A run of records:
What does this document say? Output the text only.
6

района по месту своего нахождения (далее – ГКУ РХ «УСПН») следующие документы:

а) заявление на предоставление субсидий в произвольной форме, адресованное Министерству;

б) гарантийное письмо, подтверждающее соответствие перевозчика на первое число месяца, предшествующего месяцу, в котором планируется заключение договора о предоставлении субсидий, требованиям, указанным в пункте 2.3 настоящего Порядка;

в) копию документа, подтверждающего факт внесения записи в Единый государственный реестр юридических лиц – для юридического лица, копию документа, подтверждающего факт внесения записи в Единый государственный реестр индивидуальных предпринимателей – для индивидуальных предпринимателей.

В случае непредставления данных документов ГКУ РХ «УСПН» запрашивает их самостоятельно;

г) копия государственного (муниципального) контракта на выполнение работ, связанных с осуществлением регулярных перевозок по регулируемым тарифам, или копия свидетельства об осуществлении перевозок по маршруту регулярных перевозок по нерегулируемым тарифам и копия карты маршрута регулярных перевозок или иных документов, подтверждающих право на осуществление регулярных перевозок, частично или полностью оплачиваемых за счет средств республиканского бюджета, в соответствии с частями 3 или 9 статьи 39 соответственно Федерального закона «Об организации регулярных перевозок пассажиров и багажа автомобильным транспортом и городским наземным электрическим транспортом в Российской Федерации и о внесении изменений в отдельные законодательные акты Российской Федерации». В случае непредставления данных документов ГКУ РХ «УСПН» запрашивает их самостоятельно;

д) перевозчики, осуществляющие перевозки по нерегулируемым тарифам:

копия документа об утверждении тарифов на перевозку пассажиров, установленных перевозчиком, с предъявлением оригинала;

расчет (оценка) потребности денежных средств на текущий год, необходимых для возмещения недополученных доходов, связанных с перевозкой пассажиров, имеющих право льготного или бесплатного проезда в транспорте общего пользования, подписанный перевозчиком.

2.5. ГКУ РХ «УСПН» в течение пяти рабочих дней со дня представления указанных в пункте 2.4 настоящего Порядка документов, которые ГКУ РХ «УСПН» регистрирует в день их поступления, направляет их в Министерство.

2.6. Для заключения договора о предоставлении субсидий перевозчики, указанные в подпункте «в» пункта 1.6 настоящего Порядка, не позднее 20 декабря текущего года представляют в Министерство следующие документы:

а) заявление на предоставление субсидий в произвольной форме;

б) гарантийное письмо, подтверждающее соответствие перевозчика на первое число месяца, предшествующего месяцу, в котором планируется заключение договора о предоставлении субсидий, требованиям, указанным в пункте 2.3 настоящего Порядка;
==
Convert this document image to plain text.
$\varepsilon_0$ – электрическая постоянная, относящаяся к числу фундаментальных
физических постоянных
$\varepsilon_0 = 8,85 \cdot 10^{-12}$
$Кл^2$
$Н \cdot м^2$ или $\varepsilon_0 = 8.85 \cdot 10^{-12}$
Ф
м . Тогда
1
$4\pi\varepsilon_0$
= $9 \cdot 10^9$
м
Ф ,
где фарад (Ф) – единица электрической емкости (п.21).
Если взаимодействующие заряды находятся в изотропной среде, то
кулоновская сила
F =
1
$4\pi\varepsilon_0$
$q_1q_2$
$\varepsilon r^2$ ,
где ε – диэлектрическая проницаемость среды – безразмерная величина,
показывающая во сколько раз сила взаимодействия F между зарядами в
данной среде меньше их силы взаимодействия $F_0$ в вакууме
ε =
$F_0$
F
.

AIM: Extract every line containing the string "сила" from the data above.

SOLUTION FOR THIS PROBLEM:
кулоновская сила
показывающая во сколько раз сила взаимодействия F между зарядами в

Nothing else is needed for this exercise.